───── Records shown

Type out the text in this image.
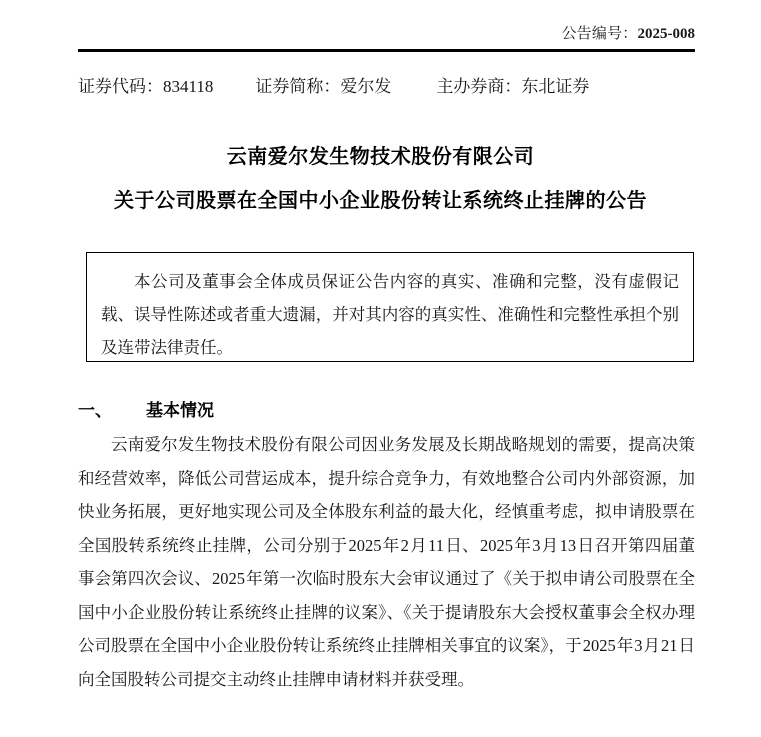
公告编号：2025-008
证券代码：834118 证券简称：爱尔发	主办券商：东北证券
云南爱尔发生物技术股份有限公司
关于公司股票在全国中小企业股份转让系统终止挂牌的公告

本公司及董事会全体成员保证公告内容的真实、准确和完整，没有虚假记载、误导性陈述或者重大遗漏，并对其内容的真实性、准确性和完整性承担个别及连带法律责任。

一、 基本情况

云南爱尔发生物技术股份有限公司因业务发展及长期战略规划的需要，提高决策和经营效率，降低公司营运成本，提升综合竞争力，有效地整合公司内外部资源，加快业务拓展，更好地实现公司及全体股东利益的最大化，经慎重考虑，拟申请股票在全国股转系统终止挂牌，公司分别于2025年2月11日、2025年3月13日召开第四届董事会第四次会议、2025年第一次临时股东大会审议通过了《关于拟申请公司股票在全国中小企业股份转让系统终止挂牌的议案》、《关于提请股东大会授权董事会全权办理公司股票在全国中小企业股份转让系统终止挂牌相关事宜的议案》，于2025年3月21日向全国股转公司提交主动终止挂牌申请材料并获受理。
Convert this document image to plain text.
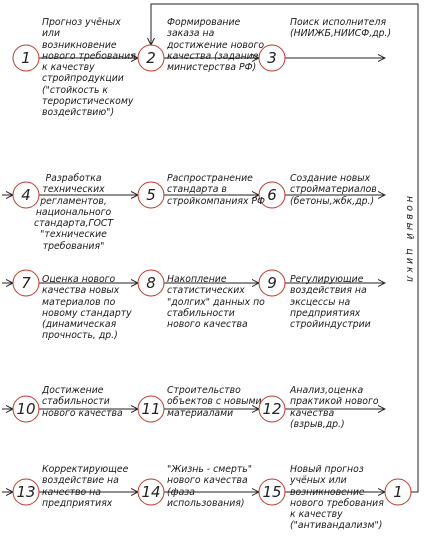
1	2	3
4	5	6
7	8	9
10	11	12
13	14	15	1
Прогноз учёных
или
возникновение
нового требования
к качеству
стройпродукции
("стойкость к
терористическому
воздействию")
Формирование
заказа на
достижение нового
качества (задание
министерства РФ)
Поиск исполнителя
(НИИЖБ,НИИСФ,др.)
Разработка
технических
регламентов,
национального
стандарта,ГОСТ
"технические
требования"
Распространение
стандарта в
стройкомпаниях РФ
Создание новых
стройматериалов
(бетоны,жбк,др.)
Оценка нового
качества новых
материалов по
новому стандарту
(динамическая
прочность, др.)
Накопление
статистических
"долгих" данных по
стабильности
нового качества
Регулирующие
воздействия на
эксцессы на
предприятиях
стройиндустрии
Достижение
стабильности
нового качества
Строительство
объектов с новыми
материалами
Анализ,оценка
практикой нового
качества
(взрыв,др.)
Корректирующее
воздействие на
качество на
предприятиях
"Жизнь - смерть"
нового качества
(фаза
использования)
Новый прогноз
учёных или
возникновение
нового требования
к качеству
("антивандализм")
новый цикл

──────────
───── Records shown

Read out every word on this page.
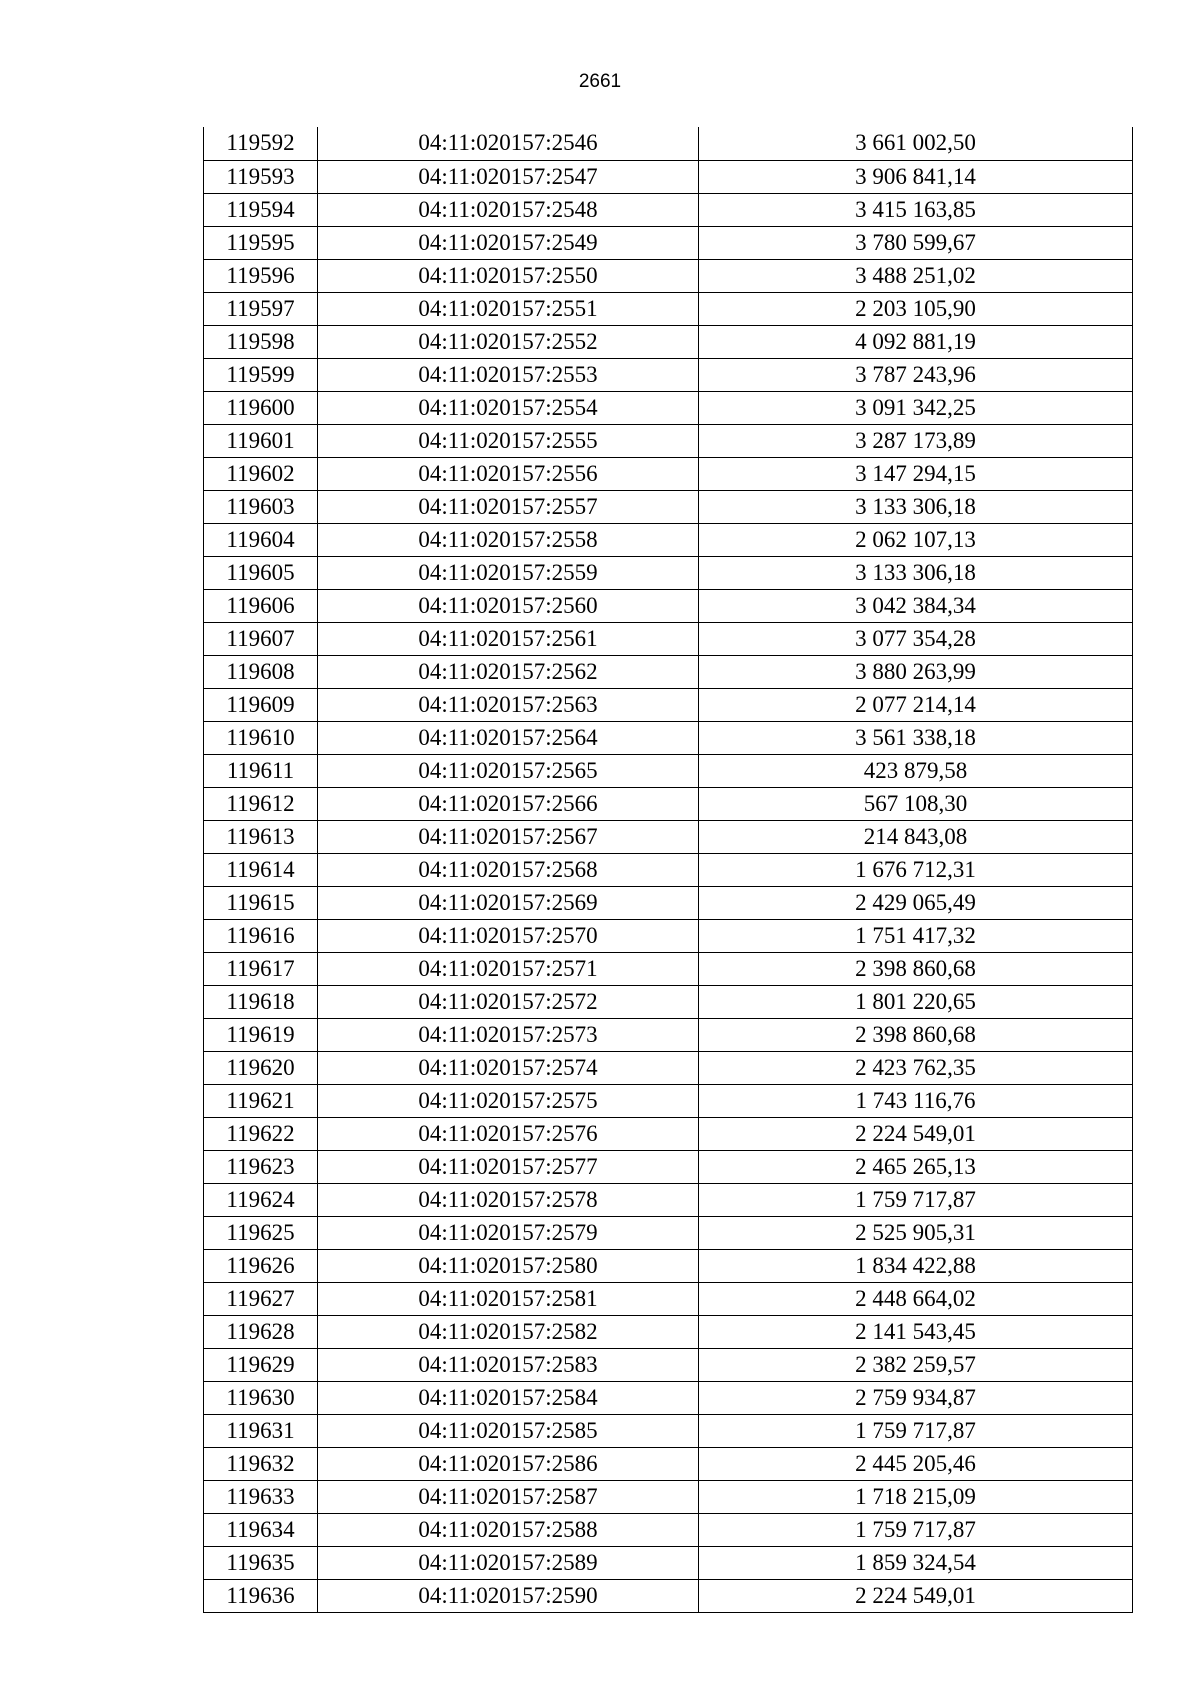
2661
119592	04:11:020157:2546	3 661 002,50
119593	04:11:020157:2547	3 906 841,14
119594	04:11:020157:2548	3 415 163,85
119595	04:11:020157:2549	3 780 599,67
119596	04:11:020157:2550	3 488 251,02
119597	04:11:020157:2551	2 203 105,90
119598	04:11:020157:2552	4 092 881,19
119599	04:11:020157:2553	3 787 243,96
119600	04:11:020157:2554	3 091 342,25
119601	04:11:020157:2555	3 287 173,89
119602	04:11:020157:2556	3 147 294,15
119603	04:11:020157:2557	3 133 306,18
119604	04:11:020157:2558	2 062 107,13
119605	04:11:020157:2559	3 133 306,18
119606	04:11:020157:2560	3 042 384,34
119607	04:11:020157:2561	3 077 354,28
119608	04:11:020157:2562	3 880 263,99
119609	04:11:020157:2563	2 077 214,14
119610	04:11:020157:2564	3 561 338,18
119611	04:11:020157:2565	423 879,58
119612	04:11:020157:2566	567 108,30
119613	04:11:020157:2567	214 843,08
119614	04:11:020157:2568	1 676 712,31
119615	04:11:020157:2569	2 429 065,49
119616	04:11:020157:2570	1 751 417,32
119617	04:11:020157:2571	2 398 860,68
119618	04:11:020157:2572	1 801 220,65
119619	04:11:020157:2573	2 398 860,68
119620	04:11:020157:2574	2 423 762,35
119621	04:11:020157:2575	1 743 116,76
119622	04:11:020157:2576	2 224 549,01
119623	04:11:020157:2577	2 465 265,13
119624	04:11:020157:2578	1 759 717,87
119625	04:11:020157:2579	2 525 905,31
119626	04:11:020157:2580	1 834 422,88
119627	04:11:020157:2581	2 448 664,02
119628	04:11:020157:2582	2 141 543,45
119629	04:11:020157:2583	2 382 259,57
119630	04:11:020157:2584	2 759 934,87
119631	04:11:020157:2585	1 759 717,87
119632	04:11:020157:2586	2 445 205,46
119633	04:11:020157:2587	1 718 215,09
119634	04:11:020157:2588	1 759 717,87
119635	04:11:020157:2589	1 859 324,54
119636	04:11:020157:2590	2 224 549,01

──────────
───── Records shown

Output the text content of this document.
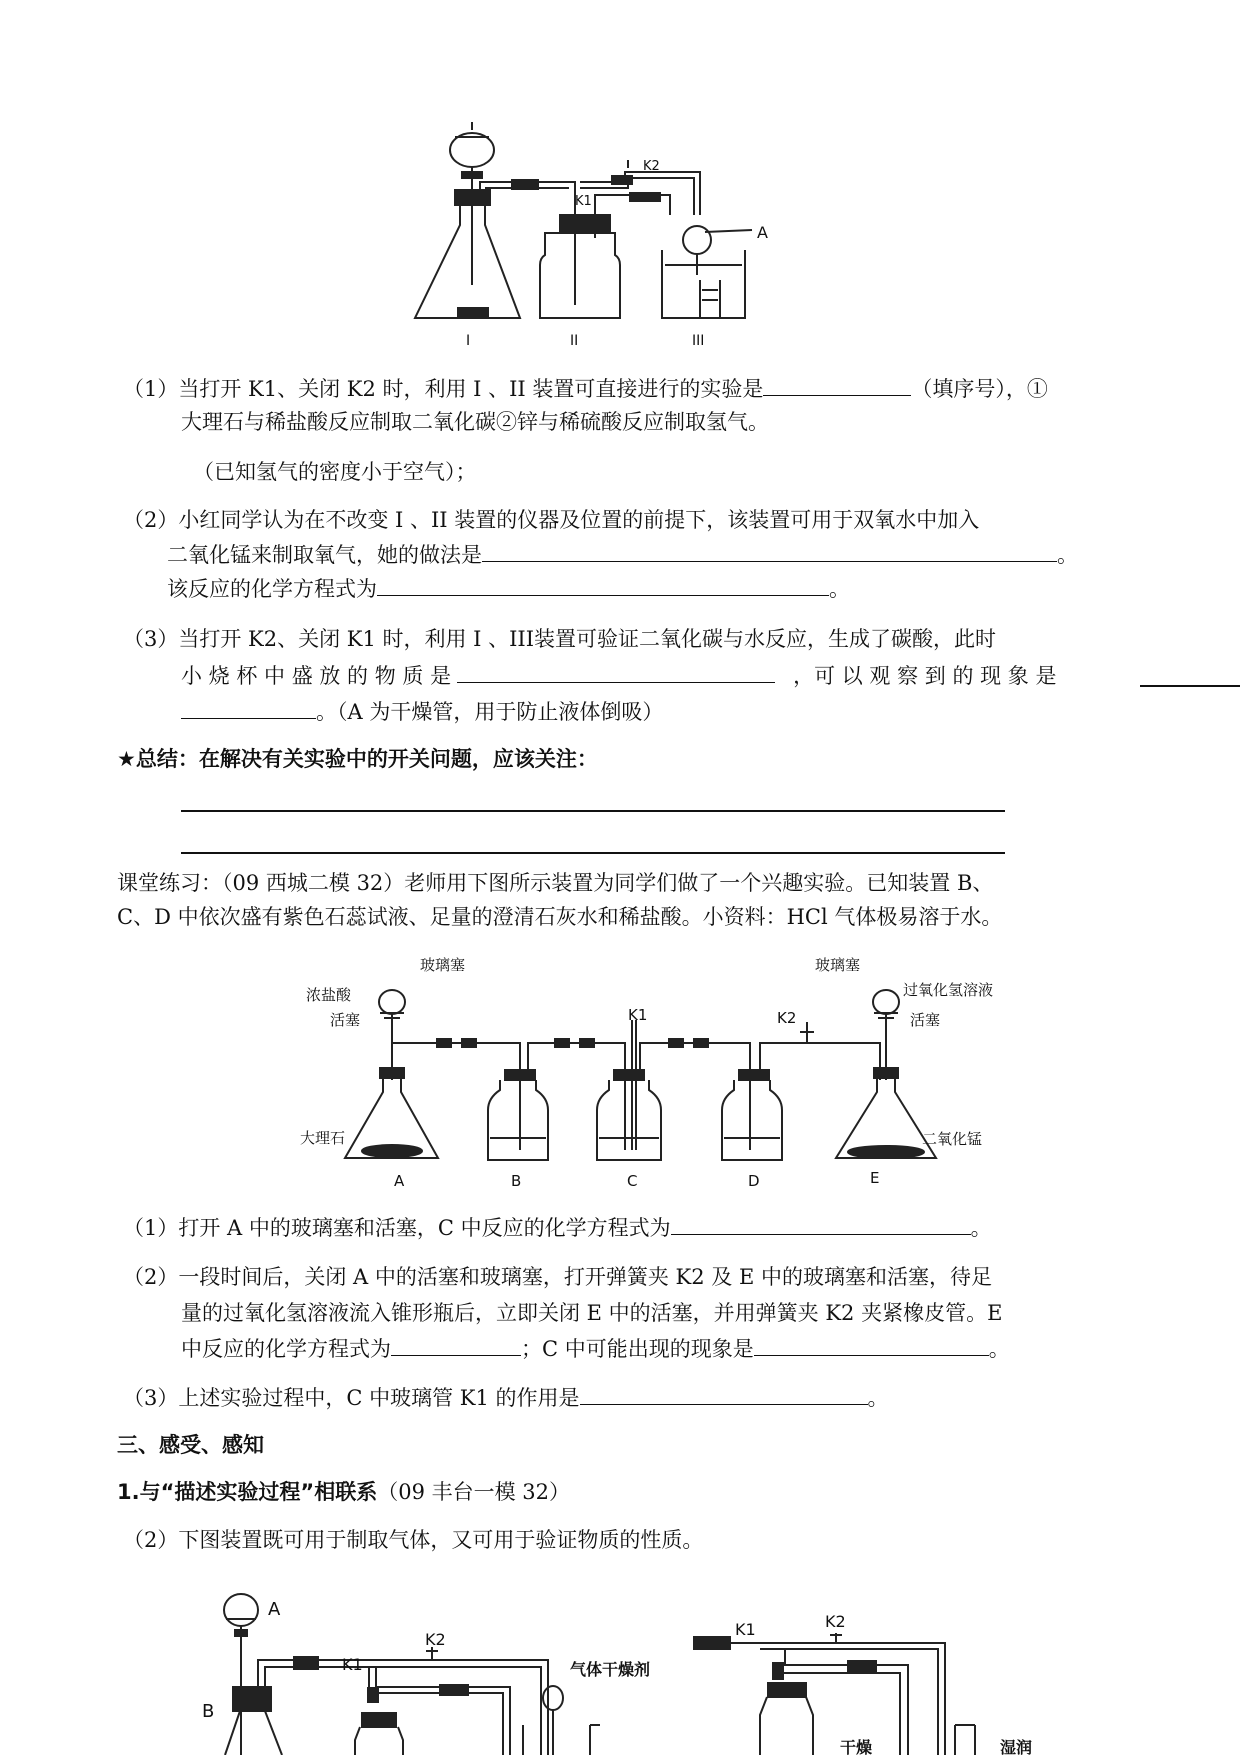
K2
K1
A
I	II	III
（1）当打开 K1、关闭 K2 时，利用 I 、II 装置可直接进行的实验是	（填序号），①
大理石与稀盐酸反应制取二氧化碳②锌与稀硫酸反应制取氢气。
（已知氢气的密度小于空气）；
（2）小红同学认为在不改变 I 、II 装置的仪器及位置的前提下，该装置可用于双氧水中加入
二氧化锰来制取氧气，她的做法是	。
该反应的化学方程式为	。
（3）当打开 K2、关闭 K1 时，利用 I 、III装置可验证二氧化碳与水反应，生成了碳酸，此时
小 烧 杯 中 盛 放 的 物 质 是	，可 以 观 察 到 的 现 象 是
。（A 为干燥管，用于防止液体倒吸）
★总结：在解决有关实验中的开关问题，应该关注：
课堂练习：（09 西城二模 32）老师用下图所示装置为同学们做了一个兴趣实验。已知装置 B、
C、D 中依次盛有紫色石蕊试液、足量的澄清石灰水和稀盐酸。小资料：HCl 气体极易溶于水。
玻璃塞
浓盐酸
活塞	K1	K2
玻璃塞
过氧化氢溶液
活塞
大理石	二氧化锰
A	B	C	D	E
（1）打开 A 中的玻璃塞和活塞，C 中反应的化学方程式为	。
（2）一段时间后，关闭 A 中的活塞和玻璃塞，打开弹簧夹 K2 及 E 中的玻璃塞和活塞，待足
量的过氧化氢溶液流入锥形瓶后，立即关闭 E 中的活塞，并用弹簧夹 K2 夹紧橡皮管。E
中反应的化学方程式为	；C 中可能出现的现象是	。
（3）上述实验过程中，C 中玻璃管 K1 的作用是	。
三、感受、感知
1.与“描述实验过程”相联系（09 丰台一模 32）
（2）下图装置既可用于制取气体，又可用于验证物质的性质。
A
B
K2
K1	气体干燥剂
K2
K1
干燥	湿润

──────────

- [Problem to solve]
Look through the records and gather each line with the word "中的玻璃塞和活塞".

- [Problem solution]
（1）打开 A 中的玻璃塞和活塞，C 中反应的化学方程式为	。
（2）一段时间后，关闭 A 中的活塞和玻璃塞，打开弹簧夹 K2 及 E 中的玻璃塞和活塞，待足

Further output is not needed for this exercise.